• Aim of the exercise
Answer with a single number: how many lines in the listing below include "camera"?

#### Task inputs

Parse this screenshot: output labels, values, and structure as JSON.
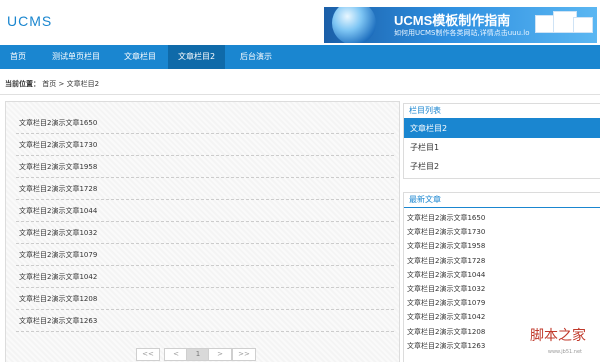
{
  "header": {
    "logo": "UCMS",
    "banner_title": "UCMS模板制作指南",
    "banner_subtitle": "如何用UCMS制作各类网站,详情点击uuu.lo"
  },
  "nav": {
    "items": [
      {
        "label": "首页"
      },
      {
        "label": "测试单页栏目"
      },
      {
        "label": "文章栏目"
      },
      {
        "label": "文章栏目2"
      },
      {
        "label": "后台演示"
      }
    ],
    "active_index": 3
  },
  "breadcrumb": {
    "prefix": "当前位置：",
    "home": "首页",
    "separator": ">",
    "current": "文章栏目2"
  },
  "articles": [
    "文章栏目2演示文章1650",
    "文章栏目2演示文章1730",
    "文章栏目2演示文章1958",
    "文章栏目2演示文章1728",
    "文章栏目2演示文章1044",
    "文章栏目2演示文章1032",
    "文章栏目2演示文章1079",
    "文章栏目2演示文章1042",
    "文章栏目2演示文章1208",
    "文章栏目2演示文章1263"
  ],
  "pager": {
    "first": "<<",
    "prev": "<",
    "current": "1",
    "next": ">",
    "last": ">>"
  },
  "category_box": {
    "title": "栏目列表",
    "items": [
      "文章栏目2",
      "子栏目1",
      "子栏目2"
    ],
    "active_index": 0
  },
  "latest_box": {
    "title": "最新文章",
    "items": [
      "文章栏目2演示文章1650",
      "文章栏目2演示文章1730",
      "文章栏目2演示文章1958",
      "文章栏目2演示文章1728",
      "文章栏目2演示文章1044",
      "文章栏目2演示文章1032",
      "文章栏目2演示文章1079",
      "文章栏目2演示文章1042",
      "文章栏目2演示文章1208",
      "文章栏目2演示文章1263"
    ]
  },
  "watermark": {
    "text": "脚本之家",
    "sub": "www.jb51.net"
  },
  "colors": {
    "accent": "#1a86d0",
    "nav_active": "#0f6aa9"
  }
}
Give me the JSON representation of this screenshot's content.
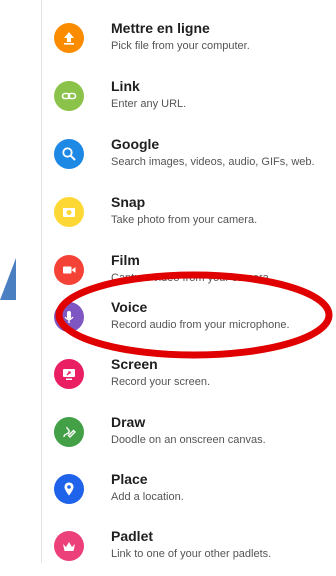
{
  "menu": {
    "items": [
      {
        "title": "Mettre en ligne",
        "subtitle": "Pick file from your computer.",
        "color": "#fb8c00",
        "icon": "upload-icon"
      },
      {
        "title": "Link",
        "subtitle": "Enter any URL.",
        "color": "#8bc34a",
        "icon": "link-icon"
      },
      {
        "title": "Google",
        "subtitle": "Search images, videos, audio, GIFs, web.",
        "color": "#1e88e5",
        "icon": "search-icon"
      },
      {
        "title": "Snap",
        "subtitle": "Take photo from your camera.",
        "color": "#fdd835",
        "icon": "camera-icon"
      },
      {
        "title": "Film",
        "subtitle": "Capture video from your camera.",
        "color": "#f44336",
        "icon": "video-icon"
      },
      {
        "title": "Voice",
        "subtitle": "Record audio from your microphone.",
        "color": "#7e57c2",
        "icon": "microphone-icon"
      },
      {
        "title": "Screen",
        "subtitle": "Record your screen.",
        "color": "#e91e63",
        "icon": "screen-record-icon"
      },
      {
        "title": "Draw",
        "subtitle": "Doodle on an onscreen canvas.",
        "color": "#43a047",
        "icon": "draw-icon"
      },
      {
        "title": "Place",
        "subtitle": "Add a location.",
        "color": "#1e63e9",
        "icon": "location-pin-icon"
      },
      {
        "title": "Padlet",
        "subtitle": "Link to one of your other padlets.",
        "color": "#ec407a",
        "icon": "padlet-icon"
      }
    ]
  },
  "annotation": {
    "color": "#e00000",
    "highlighted_item": "Voice"
  },
  "accent_arrow_color": "#4a7fc1"
}
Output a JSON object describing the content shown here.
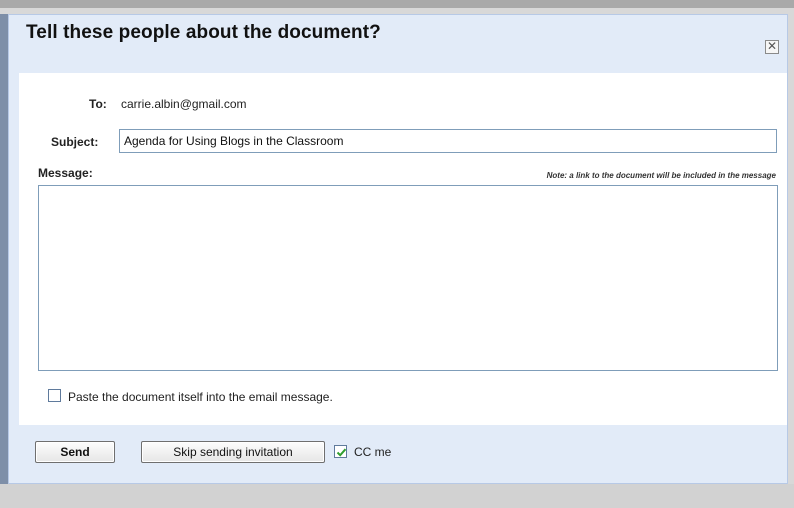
{
  "dialog": {
    "title": "Tell these people about the document?",
    "close_icon": "close-icon"
  },
  "to": {
    "label": "To:",
    "value": "carrie.albin@gmail.com"
  },
  "subject": {
    "label": "Subject:",
    "value": "Agenda for Using Blogs in the Classroom"
  },
  "message": {
    "label": "Message:",
    "note": "Note: a link to the document will be included in the message",
    "value": ""
  },
  "paste_option": {
    "label": "Paste the document itself into the email message.",
    "checked": false
  },
  "actions": {
    "send_label": "Send",
    "skip_label": "Skip sending invitation",
    "cc_label": "CC me",
    "cc_checked": true
  },
  "colors": {
    "dialog_background": "#e2ebf8",
    "checkmark": "#2f9e2f"
  }
}
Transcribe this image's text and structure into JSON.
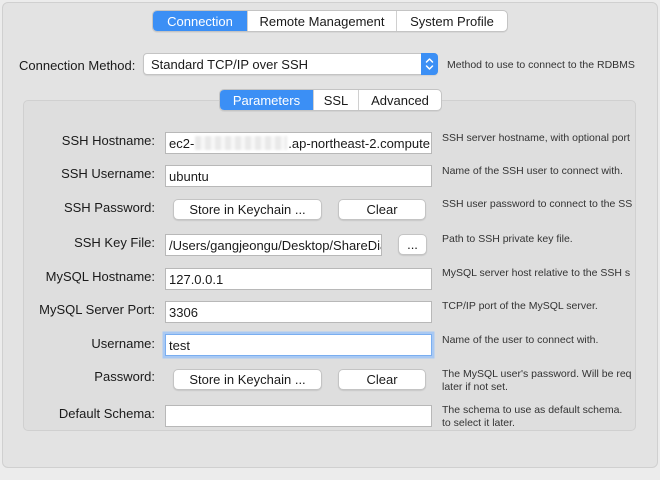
{
  "top_tabs": [
    {
      "label": "Connection",
      "active": true
    },
    {
      "label": "Remote Management",
      "active": false
    },
    {
      "label": "System Profile",
      "active": false
    }
  ],
  "connection_method": {
    "label": "Connection Method:",
    "value": "Standard TCP/IP over SSH",
    "hint": "Method to use to connect to the RDBMS"
  },
  "inner_tabs": [
    {
      "label": "Parameters",
      "active": true
    },
    {
      "label": "SSL",
      "active": false
    },
    {
      "label": "Advanced",
      "active": false
    }
  ],
  "params": {
    "ssh_hostname": {
      "label": "SSH Hostname:",
      "value_prefix": "ec2-",
      "value_suffix": ".ap-northeast-2.compute",
      "hint": "SSH server hostname, with  optional port"
    },
    "ssh_username": {
      "label": "SSH Username:",
      "value": "ubuntu",
      "hint": "Name of the SSH user to connect with."
    },
    "ssh_password": {
      "label": "SSH Password:",
      "store_button": "Store in Keychain ...",
      "clear_button": "Clear",
      "hint": "SSH user password to connect to the SSH"
    },
    "ssh_key_file": {
      "label": "SSH Key File:",
      "value": "/Users/gangjeongu/Desktop/ShareDia",
      "browse_button": "...",
      "hint": "Path to SSH private key file."
    },
    "mysql_hostname": {
      "label": "MySQL Hostname:",
      "value": "127.0.0.1",
      "hint": "MySQL server host relative to the SSH s"
    },
    "mysql_port": {
      "label": "MySQL Server Port:",
      "value": "3306",
      "hint": "TCP/IP port of the MySQL server."
    },
    "username": {
      "label": "Username:",
      "value": "test",
      "hint": "Name of the user to connect with."
    },
    "password": {
      "label": "Password:",
      "store_button": "Store in Keychain ...",
      "clear_button": "Clear",
      "hint_line1": "The MySQL user's password. Will be req",
      "hint_line2": "later if not set."
    },
    "default_schema": {
      "label": "Default Schema:",
      "value": "",
      "hint_line1": "The schema to use as default schema.",
      "hint_line2": "to select it later."
    }
  },
  "colors": {
    "accent": "#3b8ff5",
    "window_bg": "#ececec",
    "focus_ring": "#a9c9f3"
  }
}
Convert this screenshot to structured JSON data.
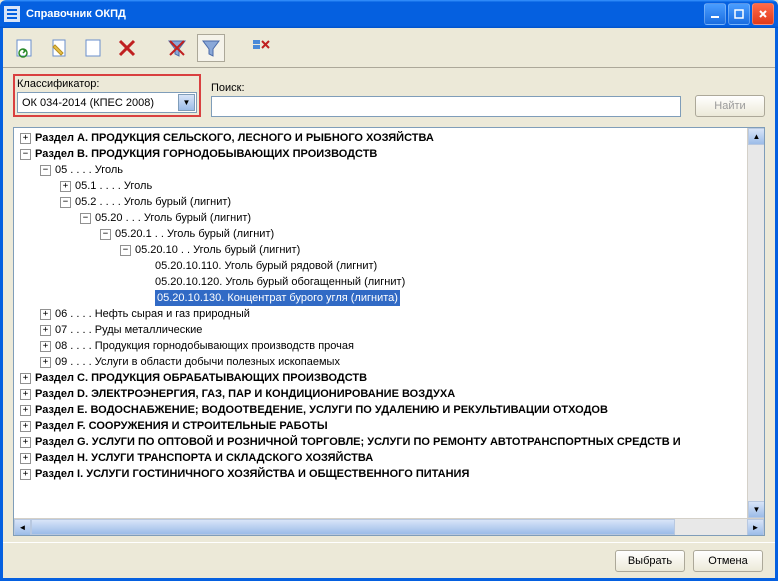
{
  "title": "Справочник ОКПД",
  "toolbar": {
    "icons": [
      "refresh-icon",
      "edit-icon",
      "new-icon",
      "delete-icon",
      "filter-funnel-icon",
      "filter-icon",
      "filter-column-icon"
    ]
  },
  "filter": {
    "classifier_label": "Классификатор:",
    "classifier_value": "ОК 034-2014 (КПЕС 2008)",
    "search_label": "Поиск:",
    "search_value": "",
    "find_button": "Найти"
  },
  "tree": [
    {
      "indent": 0,
      "exp": "+",
      "bold": true,
      "text": "Раздел A. ПРОДУКЦИЯ СЕЛЬСКОГО, ЛЕСНОГО И РЫБНОГО ХОЗЯЙСТВА"
    },
    {
      "indent": 0,
      "exp": "-",
      "bold": true,
      "text": "Раздел B. ПРОДУКЦИЯ ГОРНОДОБЫВАЮЩИХ ПРОИЗВОДСТВ"
    },
    {
      "indent": 1,
      "exp": "-",
      "bold": false,
      "text": "05 .  .  .  . Уголь"
    },
    {
      "indent": 2,
      "exp": "+",
      "bold": false,
      "text": "05.1 .  .  .  . Уголь"
    },
    {
      "indent": 2,
      "exp": "-",
      "bold": false,
      "text": "05.2 .  .  .  . Уголь бурый (лигнит)"
    },
    {
      "indent": 3,
      "exp": "-",
      "bold": false,
      "text": "05.20 .  .  . Уголь бурый (лигнит)"
    },
    {
      "indent": 4,
      "exp": "-",
      "bold": false,
      "text": "05.20.1 .  . Уголь бурый (лигнит)"
    },
    {
      "indent": 5,
      "exp": "-",
      "bold": false,
      "text": "05.20.10 .  . Уголь бурый (лигнит)"
    },
    {
      "indent": 6,
      "exp": "",
      "bold": false,
      "text": "05.20.10.110. Уголь бурый рядовой (лигнит)"
    },
    {
      "indent": 6,
      "exp": "",
      "bold": false,
      "text": "05.20.10.120. Уголь бурый обогащенный (лигнит)"
    },
    {
      "indent": 6,
      "exp": "",
      "bold": false,
      "text": "05.20.10.130. Концентрат бурого угля (лигнита)",
      "selected": true
    },
    {
      "indent": 1,
      "exp": "+",
      "bold": false,
      "text": "06 .  .  .  . Нефть сырая и газ природный"
    },
    {
      "indent": 1,
      "exp": "+",
      "bold": false,
      "text": "07 .  .  .  . Руды металлические"
    },
    {
      "indent": 1,
      "exp": "+",
      "bold": false,
      "text": "08 .  .  .  . Продукция горнодобывающих производств прочая"
    },
    {
      "indent": 1,
      "exp": "+",
      "bold": false,
      "text": "09 .  .  .  . Услуги в области добычи полезных ископаемых"
    },
    {
      "indent": 0,
      "exp": "+",
      "bold": true,
      "text": "Раздел C. ПРОДУКЦИЯ ОБРАБАТЫВАЮЩИХ ПРОИЗВОДСТВ"
    },
    {
      "indent": 0,
      "exp": "+",
      "bold": true,
      "text": "Раздел D. ЭЛЕКТРОЭНЕРГИЯ, ГАЗ, ПАР И КОНДИЦИОНИРОВАНИЕ ВОЗДУХА"
    },
    {
      "indent": 0,
      "exp": "+",
      "bold": true,
      "text": "Раздел E. ВОДОСНАБЖЕНИЕ; ВОДООТВЕДЕНИЕ, УСЛУГИ ПО УДАЛЕНИЮ И РЕКУЛЬТИВАЦИИ ОТХОДОВ"
    },
    {
      "indent": 0,
      "exp": "+",
      "bold": true,
      "text": "Раздел F. СООРУЖЕНИЯ И СТРОИТЕЛЬНЫЕ РАБОТЫ"
    },
    {
      "indent": 0,
      "exp": "+",
      "bold": true,
      "text": "Раздел G. УСЛУГИ ПО ОПТОВОЙ И РОЗНИЧНОЙ ТОРГОВЛЕ; УСЛУГИ ПО РЕМОНТУ АВТОТРАНСПОРТНЫХ СРЕДСТВ И"
    },
    {
      "indent": 0,
      "exp": "+",
      "bold": true,
      "text": "Раздел H. УСЛУГИ ТРАНСПОРТА И СКЛАДСКОГО ХОЗЯЙСТВА"
    },
    {
      "indent": 0,
      "exp": "+",
      "bold": true,
      "text": "Раздел I. УСЛУГИ ГОСТИНИЧНОГО ХОЗЯЙСТВА И ОБЩЕСТВЕННОГО ПИТАНИЯ"
    }
  ],
  "footer": {
    "select": "Выбрать",
    "cancel": "Отмена"
  }
}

########

• Exercise result
3